SET EXERCISE » Gather all lines containing the string "true" and copy them out.
• • •
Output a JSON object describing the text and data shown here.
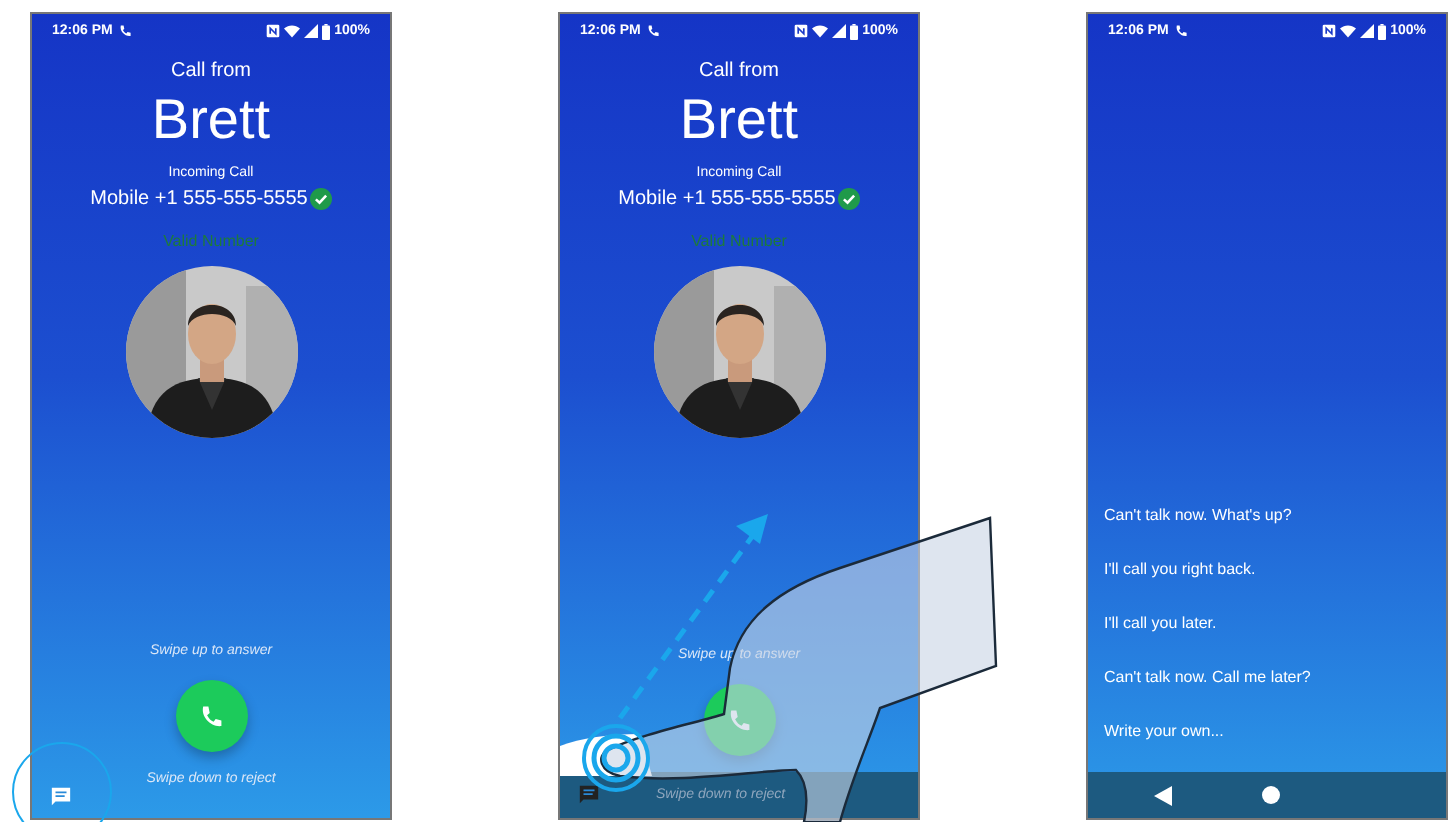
{
  "phones": [
    {
      "kind": "incoming",
      "status_bar": {
        "time": "12:06 PM",
        "battery": "100%"
      },
      "caller": {
        "heading": "Call from",
        "name": "Brett",
        "call_type": "Incoming Call",
        "number": "Mobile +1 555-555-5555",
        "verified": true,
        "verification": "Valid Number"
      },
      "answer_hint": "Swipe up to answer",
      "reject_hint": "Swipe down to reject",
      "message_highlighted": true,
      "gesture": false
    },
    {
      "kind": "incoming",
      "status_bar": {
        "time": "12:06 PM",
        "battery": "100%"
      },
      "caller": {
        "heading": "Call from",
        "name": "Brett",
        "call_type": "Incoming Call",
        "number": "Mobile +1 555-555-5555",
        "verified": true,
        "verification": "Valid Number"
      },
      "answer_hint": "Swipe up to answer",
      "reject_hint": "Swipe down to reject",
      "message_highlighted": false,
      "gesture": true
    },
    {
      "kind": "replies",
      "status_bar": {
        "time": "12:06 PM",
        "battery": "100%"
      },
      "replies": [
        "Can't talk now. What's up?",
        "I'll call you right back.",
        "I'll call you later.",
        "Can't talk now. Call me later?",
        "Write your own..."
      ]
    }
  ]
}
• • •
THE RESPONSE »
        "verified": true,
      "message_highlighted": true,
        "verified": true,
      "gesture": true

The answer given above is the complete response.